Stored data entries:
==*==

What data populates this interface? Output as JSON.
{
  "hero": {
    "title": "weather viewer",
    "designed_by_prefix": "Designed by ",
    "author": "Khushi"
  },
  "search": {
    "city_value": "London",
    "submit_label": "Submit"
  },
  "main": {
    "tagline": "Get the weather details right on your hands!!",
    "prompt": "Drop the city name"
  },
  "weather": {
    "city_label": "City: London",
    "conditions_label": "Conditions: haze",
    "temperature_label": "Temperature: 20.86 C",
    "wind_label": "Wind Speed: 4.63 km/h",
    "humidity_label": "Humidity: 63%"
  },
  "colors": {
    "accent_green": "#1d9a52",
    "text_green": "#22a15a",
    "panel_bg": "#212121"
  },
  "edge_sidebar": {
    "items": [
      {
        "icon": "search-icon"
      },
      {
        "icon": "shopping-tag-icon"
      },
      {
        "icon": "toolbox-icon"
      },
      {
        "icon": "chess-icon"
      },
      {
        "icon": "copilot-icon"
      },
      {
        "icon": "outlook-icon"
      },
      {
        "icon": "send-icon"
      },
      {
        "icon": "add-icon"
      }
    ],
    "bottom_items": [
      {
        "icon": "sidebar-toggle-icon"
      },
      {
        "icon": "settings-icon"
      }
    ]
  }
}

==*==

STATED EXERCISE: Provide all the records again, word for word.

RESPONSE TO THE TASK:
What data populates this interface? Output as JSON.
{
  "hero": {
    "title": "weather viewer",
    "designed_by_prefix": "Designed by ",
    "author": "Khushi"
  },
  "search": {
    "city_value": "London",
    "submit_label": "Submit"
  },
  "main": {
    "tagline": "Get the weather details right on your hands!!",
    "prompt": "Drop the city name"
  },
  "weather": {
    "city_label": "City: London",
    "conditions_label": "Conditions: haze",
    "temperature_label": "Temperature: 20.86 C",
    "wind_label": "Wind Speed: 4.63 km/h",
    "humidity_label": "Humidity: 63%"
  },
  "colors": {
    "accent_green": "#1d9a52",
    "text_green": "#22a15a",
    "panel_bg": "#212121"
  },
  "edge_sidebar": {
    "items": [
      {
        "icon": "search-icon"
      },
      {
        "icon": "shopping-tag-icon"
      },
      {
        "icon": "toolbox-icon"
      },
      {
        "icon": "chess-icon"
      },
      {
        "icon": "copilot-icon"
      },
      {
        "icon": "outlook-icon"
      },
      {
        "icon": "send-icon"
      },
      {
        "icon": "add-icon"
      }
    ],
    "bottom_items": [
      {
        "icon": "sidebar-toggle-icon"
      },
      {
        "icon": "settings-icon"
      }
    ]
  }
}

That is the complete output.